## GIVEN TASK
Select from the data all lines with the word "Epigrammata".
---
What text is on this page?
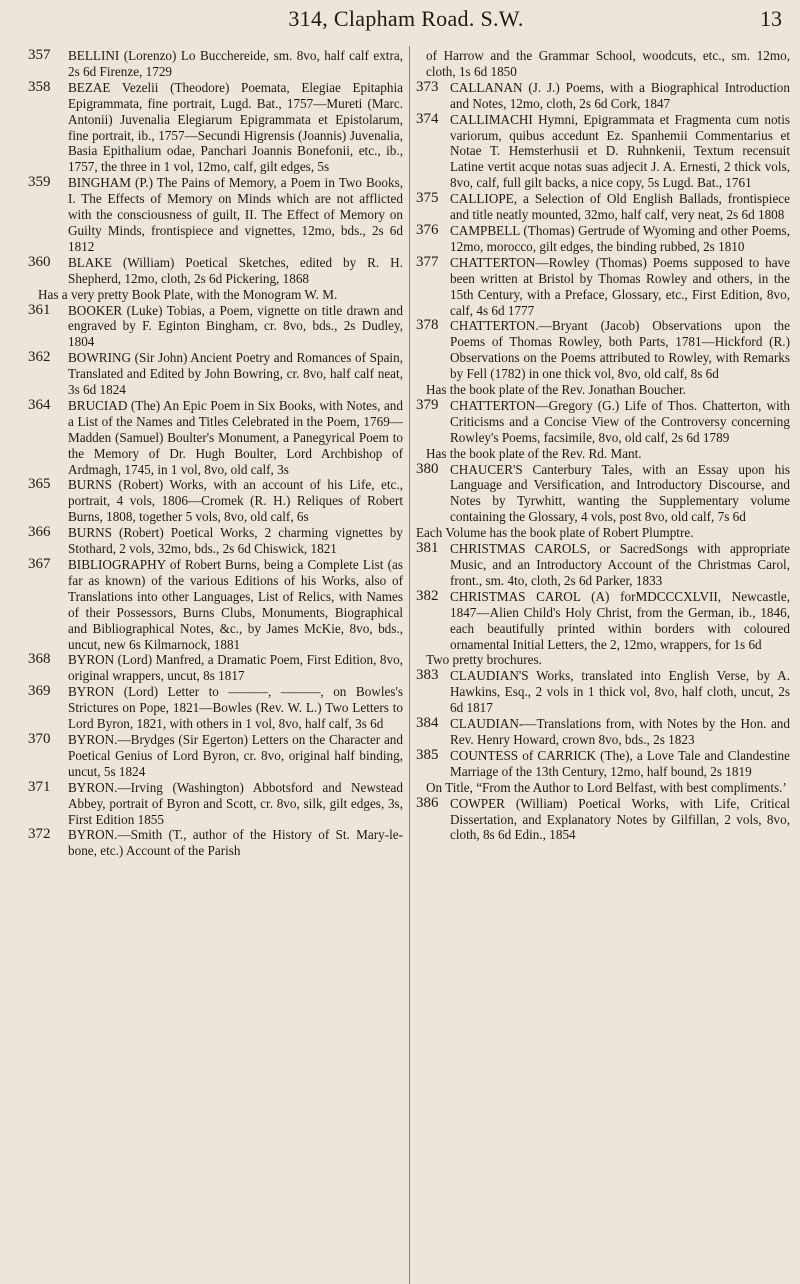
314, Clapham Road. S.W.	13
357	BELLINI (Lorenzo) Lo Bucchereide, sm. 8vo, half calf extra, 2s 6d Firenze, 1729
358	BEZAE Vezelii (Theodore) Poemata, Elegiae Epitaphia Epigrammata, fine portrait, Lugd. Bat., 1757—Mureti (Marc. Antonii) Juvenalia Elegiarum Epigrammata et Epistolarum, fine portrait, ib., 1757—Secundi Higrensis (Joannis) Juvenalia, Basia Epithalium odae, Panchari Joannis Bonefonii, etc., ib., 1757, the three in 1 vol, 12mo, calf, gilt edges, 5s
359	BINGHAM (P.) The Pains of Memory, a Poem in Two Books, I. The Effects of Memory on Minds which are not afflicted with the consciousness of guilt, II. The Effect of Memory on Guilty Minds, frontispiece and vignettes, 12mo, bds., 2s 6d 1812
360	BLAKE (William) Poetical Sketches, edited by R. H. Shepherd, 12mo, cloth, 2s 6d Pickering, 1868
Has a very pretty Book Plate, with the Monogram W. M.
361	BOOKER (Luke) Tobias, a Poem, vignette on title drawn and engraved by F. Eginton Bingham, cr. 8vo, bds., 2s Dudley, 1804
362	BOWRING (Sir John) Ancient Poetry and Romances of Spain, Translated and Edited by John Bowring, cr. 8vo, half calf neat, 3s 6d 1824
364	BRUCIAD (The) An Epic Poem in Six Books, with Notes, and a List of the Names and Titles Celebrated in the Poem, 1769—Madden (Samuel) Boulter's Monument, a Panegyrical Poem to the Memory of Dr. Hugh Boulter, Lord Archbishop of Ardmagh, 1745, in 1 vol, 8vo, old calf, 3s
365	BURNS (Robert) Works, with an account of his Life, etc., portrait, 4 vols, 1806—Cromek (R. H.) Reliques of Robert Burns, 1808, together 5 vols, 8vo, old calf, 6s
366	BURNS (Robert) Poetical Works, 2 charming vignettes by Stothard, 2 vols, 32mo, bds., 2s 6d Chiswick, 1821
367	BIBLIOGRAPHY of Robert Burns, being a Complete List (as far as known) of the various Editions of his Works, also of Translations into other Languages, List of Relics, with Names of their Possessors, Burns Clubs, Monuments, Biographical and Bibliographical Notes, &c., by James McKie, 8vo, bds., uncut, new 6s Kilmarnock, 1881
368	BYRON (Lord) Manfred, a Dramatic Poem, First Edition, 8vo, original wrappers, uncut, 8s 1817
369	BYRON (Lord) Letter to ———, ———, on Bowles's Strictures on Pope, 1821—Bowles (Rev. W. L.) Two Letters to Lord Byron, 1821, with others in 1 vol, 8vo, half calf, 3s 6d
370	BYRON.—Brydges (Sir Egerton) Letters on the Character and Poetical Genius of Lord Byron, cr. 8vo, original half binding, uncut, 5s 1824
371	BYRON.—Irving (Washington) Abbotsford and Newstead Abbey, portrait of Byron and Scott, cr. 8vo, silk, gilt edges, 3s, First Edition 1855
372	BYRON.—Smith (T., author of the History of St. Mary-le-bone, etc.) Account of the Parish
of Harrow and the Grammar School, woodcuts, etc., sm. 12mo, cloth, 1s 6d 1850
373 CALLANAN (J. J.) Poems, with a Biographical Introduction and Notes, 12mo, cloth, 2s 6d Cork, 1847
374 CALLIMACHI Hymni, Epigrammata et Fragmenta cum notis variorum, quibus accedunt Ez. Spanhemii Commentarius et Notae T. Hemsterhusii et D. Ruhnkenii, Textum recensuit Latine vertit acque notas suas adjecit J. A. Ernesti, 2 thick vols, 8vo, calf, full gilt backs, a nice copy, 5s Lugd. Bat., 1761
375 CALLIOPE, a Selection of Old English Ballads, frontispiece and title neatly mounted, 32mo, half calf, very neat, 2s 6d 1808
376 CAMPBELL (Thomas) Gertrude of Wyoming and other Poems, 12mo, morocco, gilt edges, the binding rubbed, 2s 1810
377 CHATTERTON—Rowley (Thomas) Poems supposed to have been written at Bristol by Thomas Rowley and others, in the 15th Century, with a Preface, Glossary, etc., First Edition, 8vo, calf, 4s 6d 1777
378 CHATTERTON.—Bryant (Jacob) Observations upon the Poems of Thomas Rowley, both Parts, 1781—Hickford (R.) Observations on the Poems attributed to Rowley, with Remarks by Fell (1782) in one thick vol, 8vo, old calf, 8s 6d
Has the book plate of the Rev. Jonathan Boucher.
379 CHATTERTON—Gregory (G.) Life of Thos. Chatterton, with Criticisms and a Concise View of the Controversy concerning Rowley's Poems, facsimile, 8vo, old calf, 2s 6d 1789
Has the book plate of the Rev. Rd. Mant.
380 CHAUCER'S Canterbury Tales, with an Essay upon his Language and Versification, and Introductory Discourse, and Notes by Tyrwhitt, wanting the Supplementary volume containing the Glossary, 4 vols, post 8vo, old calf, 7s 6d
Each Volume has the book plate of Robert Plumptre.
381 CHRISTMAS CAROLS, or SacredSongs with appropriate Music, and an Introductory Account of the Christmas Carol, front., sm. 4to, cloth, 2s 6d Parker, 1833
382 CHRISTMAS CAROL (A) forMDCCCXLVII, Newcastle, 1847—Alien Child's Holy Christ, from the German, ib., 1846, each beautifully printed within borders with coloured ornamental Initial Letters, the 2, 12mo, wrappers, for 1s 6d
Two pretty brochures.
383 CLAUDIAN'S Works, translated into English Verse, by A. Hawkins, Esq., 2 vols in 1 thick vol, 8vo, half cloth, uncut, 2s 6d 1817
384 CLAUDIAN-—Translations from, with Notes by the Hon. and Rev. Henry Howard, crown 8vo, bds., 2s 1823
385 COUNTESS of CARRICK (The), a Love Tale and Clandestine Marriage of the 13th Century, 12mo, half bound, 2s 1819
On Title, “From the Author to Lord Belfast, with best compliments.’
386 COWPER (William) Poetical Works, with Life, Critical Dissertation, and Explanatory Notes by Gilfillan, 2 vols, 8vo, cloth, 8s 6d Edin., 1854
---
## FINAL RESULT
358	BEZAE Vezelii (Theodore) Poemata, Elegiae Epitaphia Epigrammata, fine portrait, Lugd. Bat., 1757—Mureti (Marc. Antonii) Juvenalia Elegiarum Epigrammata et Epistolarum, fine portrait, ib., 1757—Secundi Higrensis (Joannis) Juvenalia, Basia Epithalium odae, Panchari Joannis Bonefonii, etc., ib., 1757, the three in 1 vol, 12mo, calf, gilt edges, 5s
374 CALLIMACHI Hymni, Epigrammata et Fragmenta cum notis variorum, quibus accedunt Ez. Spanhemii Commentarius et Notae T. Hemsterhusii et D. Ruhnkenii, Textum recensuit Latine vertit acque notas suas adjecit J. A. Ernesti, 2 thick vols, 8vo, calf, full gilt backs, a nice copy, 5s Lugd. Bat., 1761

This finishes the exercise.